▸ **Problem statement**: Which lines in the records below contain the word "fname"? Copy each of them.

::::::::

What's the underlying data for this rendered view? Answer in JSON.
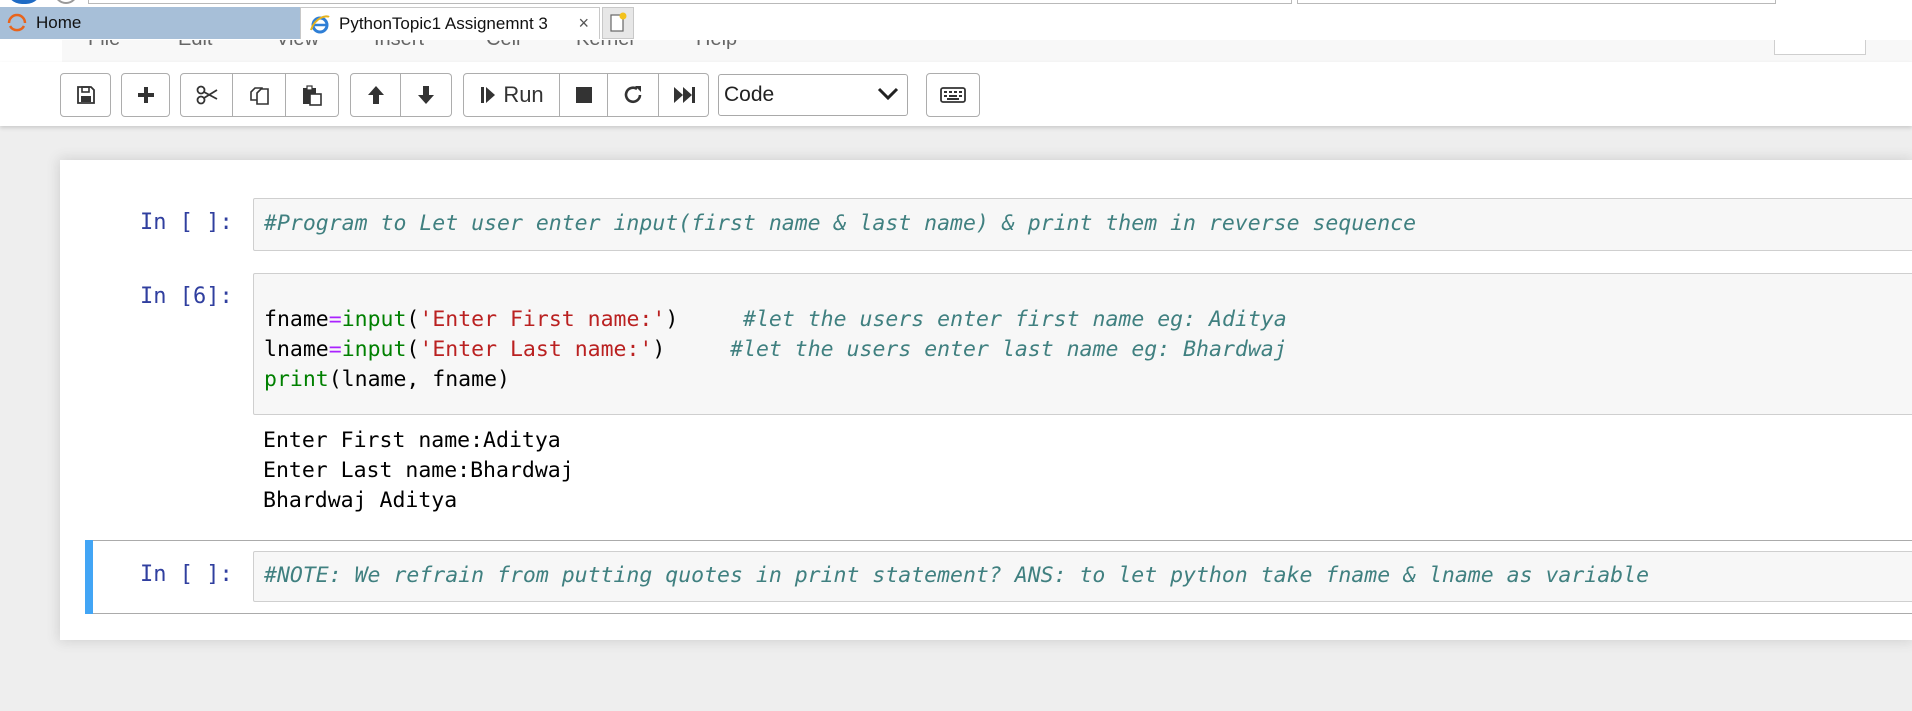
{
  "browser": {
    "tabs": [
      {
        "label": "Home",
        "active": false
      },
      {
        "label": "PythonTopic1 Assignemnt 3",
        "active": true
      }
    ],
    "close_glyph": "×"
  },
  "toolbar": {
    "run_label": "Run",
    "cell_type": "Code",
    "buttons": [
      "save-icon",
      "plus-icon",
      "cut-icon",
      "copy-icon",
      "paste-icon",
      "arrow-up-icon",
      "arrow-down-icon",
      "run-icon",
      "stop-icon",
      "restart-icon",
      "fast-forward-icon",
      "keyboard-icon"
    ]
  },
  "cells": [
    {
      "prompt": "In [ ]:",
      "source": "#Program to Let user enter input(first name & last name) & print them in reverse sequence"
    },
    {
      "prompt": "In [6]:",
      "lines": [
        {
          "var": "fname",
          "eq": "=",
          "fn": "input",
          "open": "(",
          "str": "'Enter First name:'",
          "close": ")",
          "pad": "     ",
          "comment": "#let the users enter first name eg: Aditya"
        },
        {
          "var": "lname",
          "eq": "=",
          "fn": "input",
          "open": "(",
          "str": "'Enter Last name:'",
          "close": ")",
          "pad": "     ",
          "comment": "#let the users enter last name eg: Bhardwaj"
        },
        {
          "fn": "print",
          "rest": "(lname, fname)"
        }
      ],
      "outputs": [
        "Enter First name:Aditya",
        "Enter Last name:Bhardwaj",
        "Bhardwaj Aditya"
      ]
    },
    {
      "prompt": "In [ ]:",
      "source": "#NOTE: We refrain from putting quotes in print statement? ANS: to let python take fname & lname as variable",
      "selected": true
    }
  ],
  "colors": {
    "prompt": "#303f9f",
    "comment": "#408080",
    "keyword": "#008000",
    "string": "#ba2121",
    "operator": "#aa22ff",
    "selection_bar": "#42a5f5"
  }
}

::::::::

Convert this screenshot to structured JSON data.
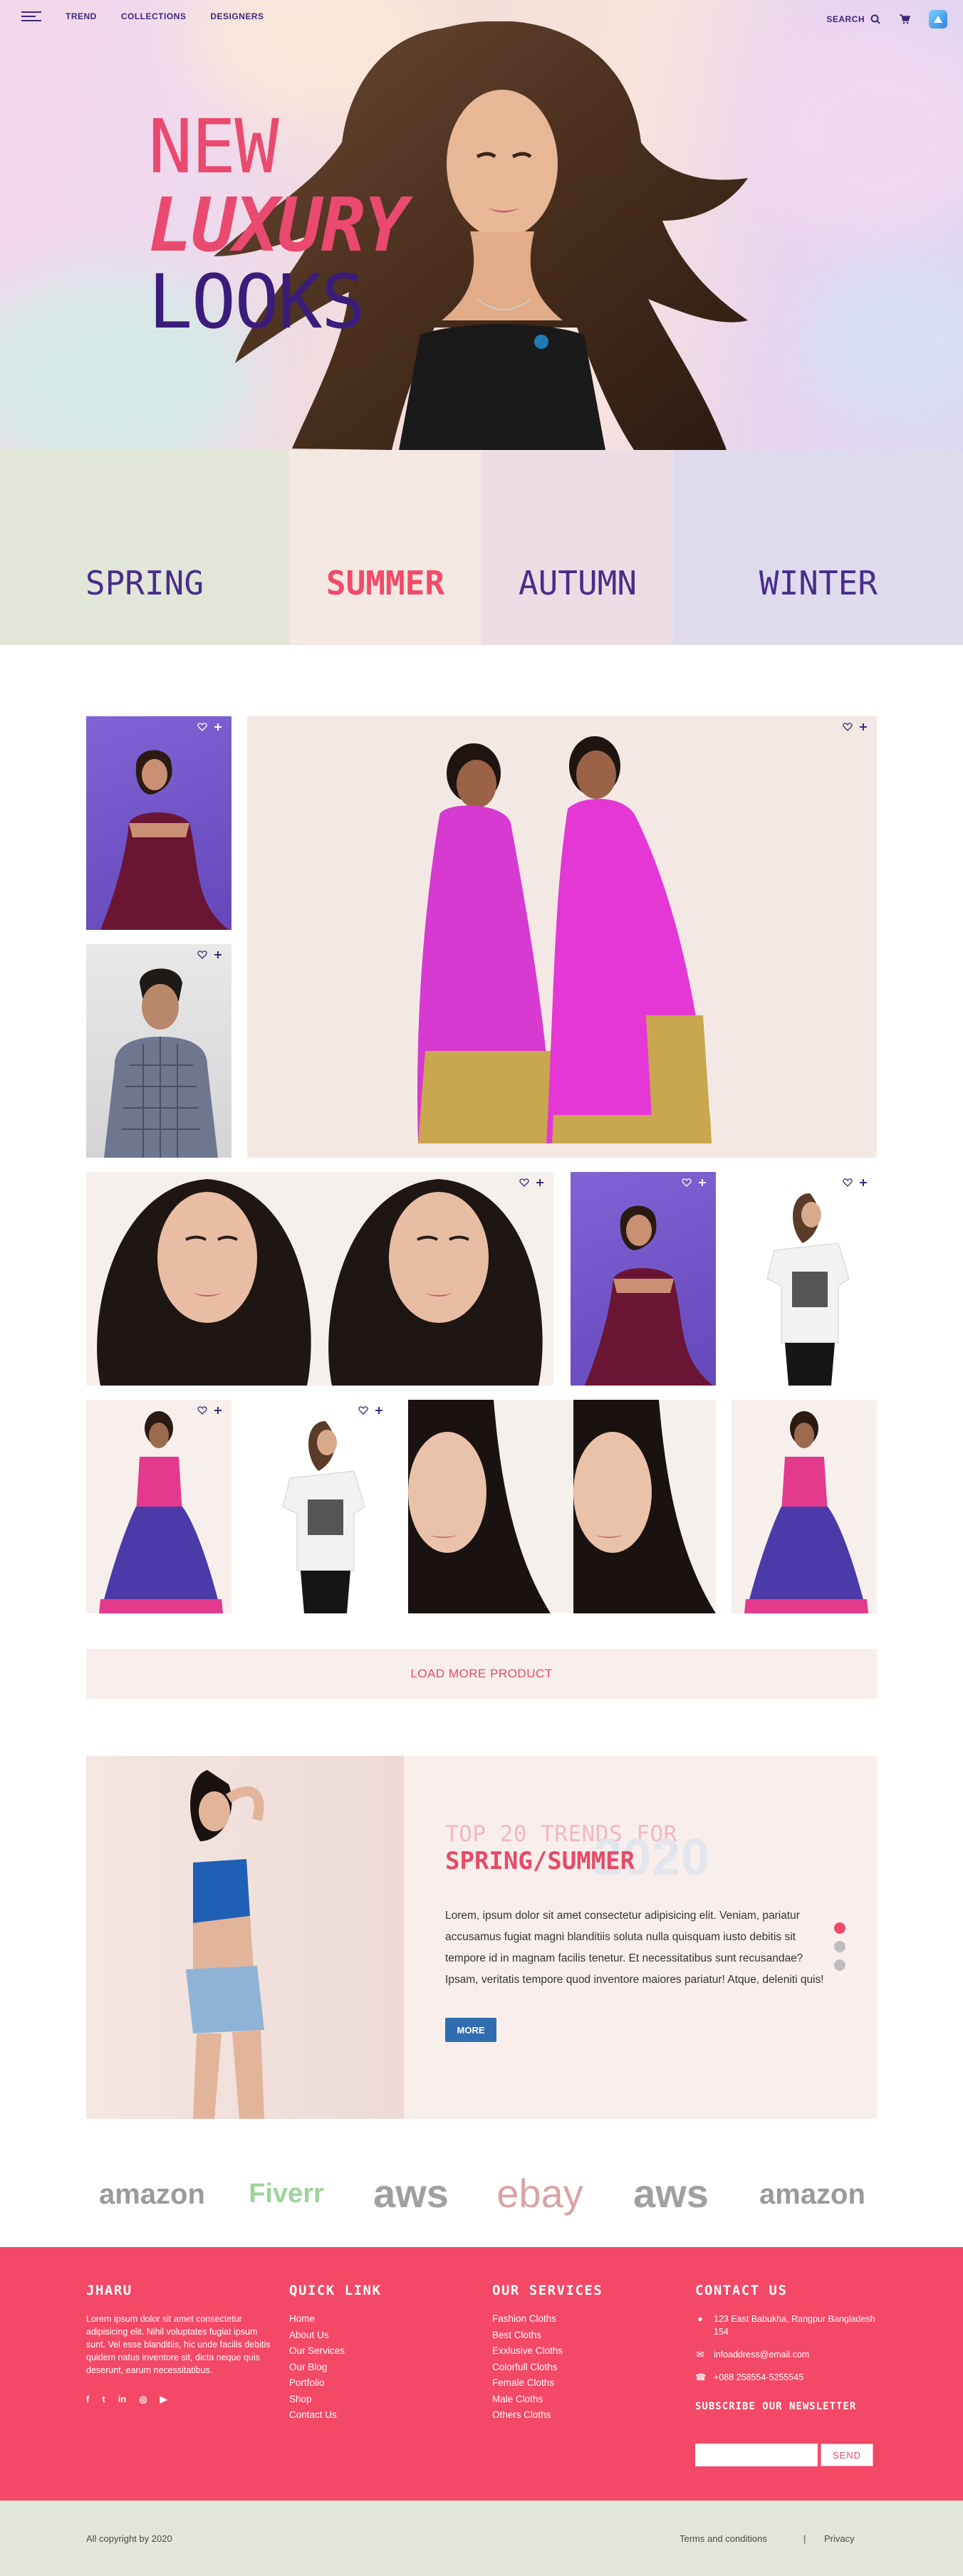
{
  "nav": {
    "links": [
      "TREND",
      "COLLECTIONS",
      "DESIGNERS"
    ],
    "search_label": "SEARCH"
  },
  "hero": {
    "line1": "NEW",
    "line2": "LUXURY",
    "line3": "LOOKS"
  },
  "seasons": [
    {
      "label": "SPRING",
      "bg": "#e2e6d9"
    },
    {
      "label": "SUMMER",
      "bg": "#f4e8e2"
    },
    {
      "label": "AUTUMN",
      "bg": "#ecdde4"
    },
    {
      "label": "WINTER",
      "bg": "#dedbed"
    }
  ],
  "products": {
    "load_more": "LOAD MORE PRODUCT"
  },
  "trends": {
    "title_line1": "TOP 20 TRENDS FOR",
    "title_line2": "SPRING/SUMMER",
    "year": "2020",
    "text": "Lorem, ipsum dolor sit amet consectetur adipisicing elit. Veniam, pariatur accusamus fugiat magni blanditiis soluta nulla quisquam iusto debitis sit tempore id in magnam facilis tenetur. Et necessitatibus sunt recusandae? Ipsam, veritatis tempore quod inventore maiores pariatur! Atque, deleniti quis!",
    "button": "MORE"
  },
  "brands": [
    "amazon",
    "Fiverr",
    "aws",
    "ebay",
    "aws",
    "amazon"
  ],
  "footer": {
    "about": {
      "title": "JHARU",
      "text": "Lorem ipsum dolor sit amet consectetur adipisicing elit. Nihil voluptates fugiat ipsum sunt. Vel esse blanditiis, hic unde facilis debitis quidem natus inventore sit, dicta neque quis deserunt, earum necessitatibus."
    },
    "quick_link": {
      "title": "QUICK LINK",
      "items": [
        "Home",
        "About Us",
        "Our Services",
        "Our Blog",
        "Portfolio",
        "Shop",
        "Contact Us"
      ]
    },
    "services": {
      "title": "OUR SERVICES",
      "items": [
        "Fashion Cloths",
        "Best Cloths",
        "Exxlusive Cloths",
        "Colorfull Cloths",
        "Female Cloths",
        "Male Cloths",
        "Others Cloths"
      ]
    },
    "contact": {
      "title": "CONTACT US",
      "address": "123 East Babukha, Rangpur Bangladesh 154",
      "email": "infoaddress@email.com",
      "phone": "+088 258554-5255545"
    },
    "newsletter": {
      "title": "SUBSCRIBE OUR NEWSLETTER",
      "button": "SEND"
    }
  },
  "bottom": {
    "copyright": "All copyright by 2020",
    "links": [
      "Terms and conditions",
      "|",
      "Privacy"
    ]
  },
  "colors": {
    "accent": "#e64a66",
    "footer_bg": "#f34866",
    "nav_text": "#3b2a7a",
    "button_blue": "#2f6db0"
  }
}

::::::::

▸ **Answer in full**:
          "var": "fname",
          "rest": "(lname, fname)"
      "source": "#NOTE: We refrain from putting quotes in print statement? ANS: to let python take fname & lname as variable",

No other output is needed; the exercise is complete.